» **WHAT TO WORK ON**
Return each line of the data below exactly, omitting any pictures.

★ ★ ★ ★ ★ ★ ★

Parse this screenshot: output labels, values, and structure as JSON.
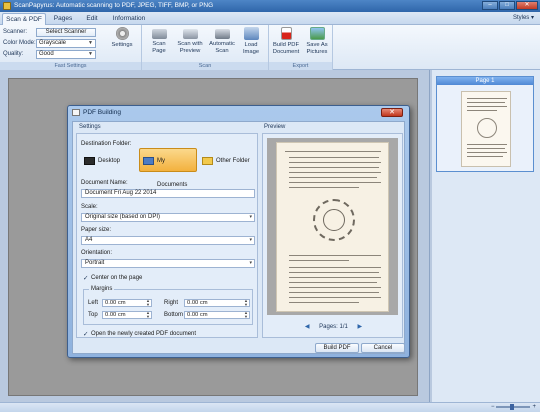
{
  "window": {
    "title": "ScanPapyrus: Automatic scanning to PDF, JPEG, TIFF, BMP, or PNG",
    "minimize": "–",
    "maximize": "□",
    "close": "✕"
  },
  "menu": {
    "tabs": [
      "Scan & PDF",
      "Pages",
      "Edit",
      "Information"
    ],
    "styles": "Styles"
  },
  "ribbon": {
    "scanner_label": "Scanner:",
    "select_scanner": "Select Scanner",
    "color_mode_label": "Color Mode:",
    "color_mode_value": "Grayscale",
    "quality_label": "Quality:",
    "quality_value": "Good",
    "settings": "Settings",
    "scan_page": [
      "Scan",
      "Page"
    ],
    "scan_with_preview": [
      "Scan with",
      "Preview"
    ],
    "automatic_scan": [
      "Automatic",
      "Scan"
    ],
    "load_image": [
      "Load",
      "Image"
    ],
    "build_pdf": [
      "Build PDF",
      "Document"
    ],
    "save_as_pictures": [
      "Save As",
      "Pictures"
    ],
    "group_fast_settings": "Fast Settings",
    "group_scan": "Scan",
    "group_export": "Export"
  },
  "thumbnails": {
    "page_label": "Page 1"
  },
  "dialog": {
    "title": "PDF Building",
    "settings_title": "Settings",
    "destination_label": "Destination Folder:",
    "dest_desktop": "Desktop",
    "dest_my_documents": "My Documents",
    "dest_other": "Other Folder",
    "doc_name_label": "Document Name:",
    "doc_name_value": "Document Fri Aug 22 2014",
    "scale_label": "Scale:",
    "scale_value": "Original size (based on DPI)",
    "paper_label": "Paper size:",
    "paper_value": "A4",
    "orientation_label": "Orientation:",
    "orientation_value": "Portrait",
    "center_label": "Center on the page",
    "margins_title": "Margins",
    "left_label": "Left",
    "right_label": "Right",
    "top_label": "Top",
    "bottom_label": "Bottom",
    "left_value": "0.00 cm",
    "right_value": "0.00 cm",
    "top_value": "0.00 cm",
    "bottom_value": "0.00 cm",
    "open_label": "Open the newly created PDF document",
    "preview_title": "Preview",
    "pager": "Pages: 1/1",
    "prev": "◀",
    "next": "▶",
    "build_button": "Build PDF",
    "cancel_button": "Cancel"
  }
}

★ ★ ★ ★ ★ ★ ★

» **WORKED SOLUTION**
Parse this screenshot: output labels, values, and structure as JSON.
{
  "window": {
    "title": "ScanPapyrus: Automatic scanning to PDF, JPEG, TIFF, BMP, or PNG",
    "minimize": "–",
    "maximize": "□",
    "close": "✕"
  },
  "menu": {
    "tabs": [
      "Scan & PDF",
      "Pages",
      "Edit",
      "Information"
    ],
    "styles": "Styles"
  },
  "ribbon": {
    "scanner_label": "Scanner:",
    "select_scanner": "Select Scanner",
    "color_mode_label": "Color Mode:",
    "color_mode_value": "Grayscale",
    "quality_label": "Quality:",
    "quality_value": "Good",
    "settings": "Settings",
    "scan_page": [
      "Scan",
      "Page"
    ],
    "scan_with_preview": [
      "Scan with",
      "Preview"
    ],
    "automatic_scan": [
      "Automatic",
      "Scan"
    ],
    "load_image": [
      "Load",
      "Image"
    ],
    "build_pdf": [
      "Build PDF",
      "Document"
    ],
    "save_as_pictures": [
      "Save As",
      "Pictures"
    ],
    "group_fast_settings": "Fast Settings",
    "group_scan": "Scan",
    "group_export": "Export"
  },
  "thumbnails": {
    "page_label": "Page 1"
  },
  "dialog": {
    "title": "PDF Building",
    "settings_title": "Settings",
    "destination_label": "Destination Folder:",
    "dest_desktop": "Desktop",
    "dest_my_documents": "My Documents",
    "dest_other": "Other Folder",
    "doc_name_label": "Document Name:",
    "doc_name_value": "Document Fri Aug 22 2014",
    "scale_label": "Scale:",
    "scale_value": "Original size (based on DPI)",
    "paper_label": "Paper size:",
    "paper_value": "A4",
    "orientation_label": "Orientation:",
    "orientation_value": "Portrait",
    "center_label": "Center on the page",
    "margins_title": "Margins",
    "left_label": "Left",
    "right_label": "Right",
    "top_label": "Top",
    "bottom_label": "Bottom",
    "left_value": "0.00 cm",
    "right_value": "0.00 cm",
    "top_value": "0.00 cm",
    "bottom_value": "0.00 cm",
    "open_label": "Open the newly created PDF document",
    "preview_title": "Preview",
    "pager": "Pages: 1/1",
    "prev": "◀",
    "next": "▶",
    "build_button": "Build PDF",
    "cancel_button": "Cancel"
  }
}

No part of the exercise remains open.